But that is NOT the "behavior of the input", and CAN NOT BE SO
DEFINED.
>
DDD is emulated by HHH which calls an emulated HHH(DDD) to
repeat the process until aborted.
And, since the HHH that DDD calls will abort is emulation, it WILL
return to DDD and it will return also.
Right.
>
The emulation stops, and the emulating behavor of HHH stops, but not
the behavior of the input.
When DDD is no longer being emulated all of its behavior stops. DDD is
the input.
Again: emulating does not change what the input does of its own. Aborting
an emulation is premature, as the input does not contain an abort.
>
*The title of this post is a lie*
*The title of this post is a lie*
*The title of this post is a lie*
Nope, it is the TRUTH.
OLCOTT is the one lying.
void Infinite_Loop()
{
HERE: goto HERE;
}
void Infinite_Recursion()
{
Infinite_Recursion();
}
void DDD()
{
HHH(DDD);
}
int main()

**Required actions:**
[a] In the rows, from the line with "slide-header <box>0 0 1280 92</box>" to the line with "callout-label: 1 <box>1138 357 1148 375</box>", swap "horizontal-bar" for "rebar-line" and give back only those lines, otherwise unchanged.
[b] Write the next part of the passage about HHH emulating DDD, starting right after its last line.

(Element placement data)

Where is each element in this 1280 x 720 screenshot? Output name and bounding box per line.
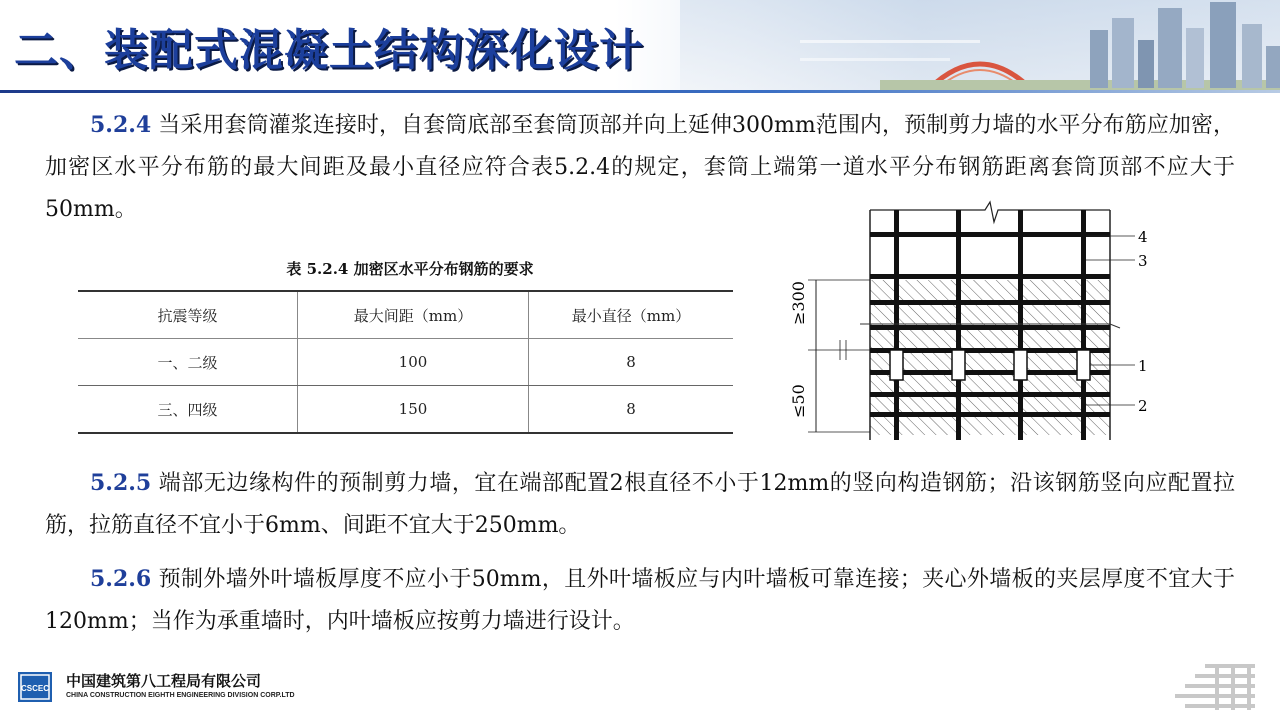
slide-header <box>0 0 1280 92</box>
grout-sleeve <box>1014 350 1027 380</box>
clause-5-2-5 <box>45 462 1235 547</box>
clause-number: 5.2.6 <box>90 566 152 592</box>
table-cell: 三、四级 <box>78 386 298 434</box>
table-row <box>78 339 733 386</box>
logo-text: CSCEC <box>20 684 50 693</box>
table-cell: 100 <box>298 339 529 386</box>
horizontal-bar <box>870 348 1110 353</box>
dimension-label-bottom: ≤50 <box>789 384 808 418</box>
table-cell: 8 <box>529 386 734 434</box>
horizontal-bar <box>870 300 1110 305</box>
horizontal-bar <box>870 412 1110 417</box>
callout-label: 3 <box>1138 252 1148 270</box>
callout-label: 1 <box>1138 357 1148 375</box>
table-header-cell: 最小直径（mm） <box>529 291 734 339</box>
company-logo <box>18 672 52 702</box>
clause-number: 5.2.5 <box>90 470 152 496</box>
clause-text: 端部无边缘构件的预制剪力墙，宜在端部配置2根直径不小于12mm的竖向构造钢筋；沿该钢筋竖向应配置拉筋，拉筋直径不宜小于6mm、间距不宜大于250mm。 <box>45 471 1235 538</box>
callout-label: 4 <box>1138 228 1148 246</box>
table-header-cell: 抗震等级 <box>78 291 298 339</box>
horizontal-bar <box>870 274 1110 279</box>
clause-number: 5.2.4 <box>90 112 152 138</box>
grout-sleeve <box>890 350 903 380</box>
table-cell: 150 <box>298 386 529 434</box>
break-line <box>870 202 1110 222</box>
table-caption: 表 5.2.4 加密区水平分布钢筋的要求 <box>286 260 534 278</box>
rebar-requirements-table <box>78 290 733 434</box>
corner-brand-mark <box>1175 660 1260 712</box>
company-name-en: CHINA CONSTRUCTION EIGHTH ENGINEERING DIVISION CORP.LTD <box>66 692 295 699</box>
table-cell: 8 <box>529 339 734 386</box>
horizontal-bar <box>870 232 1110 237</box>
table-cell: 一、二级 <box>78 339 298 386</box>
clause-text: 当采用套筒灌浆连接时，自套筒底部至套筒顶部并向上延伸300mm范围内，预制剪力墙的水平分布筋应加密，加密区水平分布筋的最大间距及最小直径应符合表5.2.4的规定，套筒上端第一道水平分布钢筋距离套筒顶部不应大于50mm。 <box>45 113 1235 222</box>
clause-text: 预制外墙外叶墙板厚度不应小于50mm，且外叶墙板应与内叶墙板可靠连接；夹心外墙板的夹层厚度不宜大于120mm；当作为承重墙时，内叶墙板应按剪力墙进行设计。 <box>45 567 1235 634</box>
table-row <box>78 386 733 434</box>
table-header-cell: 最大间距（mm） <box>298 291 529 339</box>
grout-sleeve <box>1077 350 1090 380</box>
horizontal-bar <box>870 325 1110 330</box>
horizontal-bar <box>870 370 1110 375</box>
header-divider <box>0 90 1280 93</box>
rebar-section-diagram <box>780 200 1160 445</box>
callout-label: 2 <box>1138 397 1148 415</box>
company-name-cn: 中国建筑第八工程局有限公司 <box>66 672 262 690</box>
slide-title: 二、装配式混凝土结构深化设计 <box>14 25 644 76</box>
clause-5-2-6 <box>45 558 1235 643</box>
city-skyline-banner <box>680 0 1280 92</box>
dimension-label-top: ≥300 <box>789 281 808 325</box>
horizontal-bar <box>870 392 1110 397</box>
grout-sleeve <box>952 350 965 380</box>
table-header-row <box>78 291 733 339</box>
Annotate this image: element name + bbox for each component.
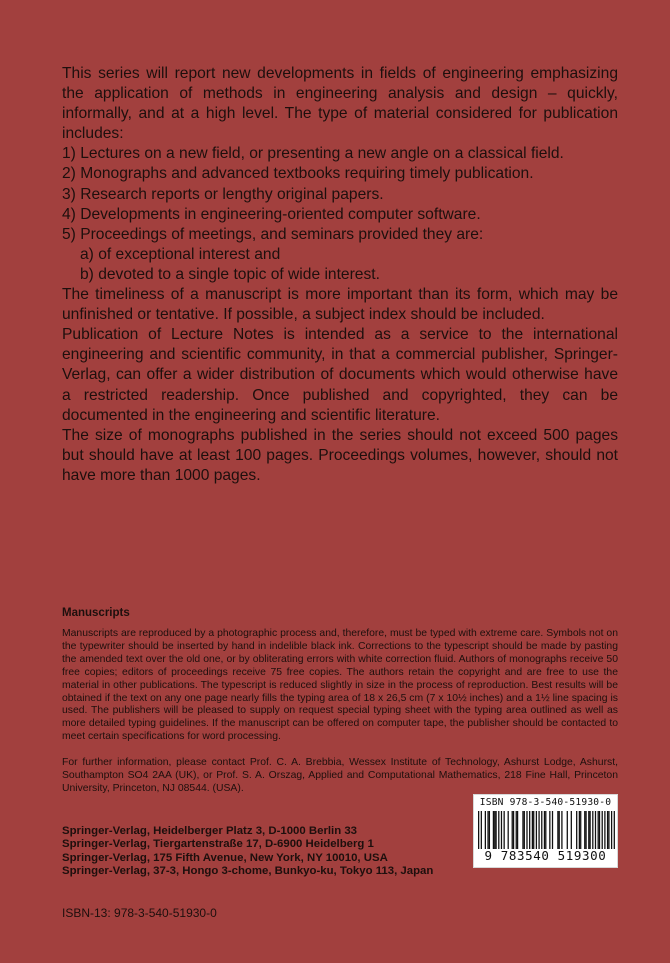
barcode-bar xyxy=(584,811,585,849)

**Task responses:**
[a]
slide-header <box>0 0 1280 92</box>
grout-sleeve <box>1014 350 1027 380</box>
clause-5-2-5 <box>45 462 1235 547</box>
clause-number: 5.2.6 <box>90 566 152 592</box>
table-cell: 三、四级 <box>78 386 298 434</box>
table-row <box>78 339 733 386</box>
logo-text: CSCEC <box>20 684 50 693</box>
table-cell: 100 <box>298 339 529 386</box>
rebar-line <box>870 348 1110 353</box>
dimension-label-bottom: ≤50 <box>789 384 808 418</box>
table-cell: 8 <box>529 386 734 434</box>
rebar-line <box>870 300 1110 305</box>
rebar-line <box>870 412 1110 417</box>
callout-label: 3 <box>1138 252 1148 270</box>
callout-label: 1 <box>1138 357 1148 375</box>

[b]
{
HHH(Infinite_Loop);
HHH(Infinite_Recursion);
HHH(DDD);
}
*Each one of these cases meets this criteria*
<MIT Professor Sipser agreed to ONLY these verbatim words 10/13/2022>
If simulating halt decider H correctly simulates its input D
until H correctly determines that its simulated D would never
stop running unless aborted then
H can abort its simulation of D and correctly report that D
specifies a non-halting sequence of configurations.
</MIT Professor Sipser agreed to ONLY these verbatim words 10/13/2022>
Right. and since the definition of a "Correct Simulation" that Professor Sipser would use (as with most of the world) is one that recreates the full behavior of the program represented by the input, which means it NEVER stops until it reaches an end state, and your H doesn't do that, or correctly predicts what such a simulation of the input would do, you can't use the second paragraph, so when it aborts, it can get the answer wrong, which it does.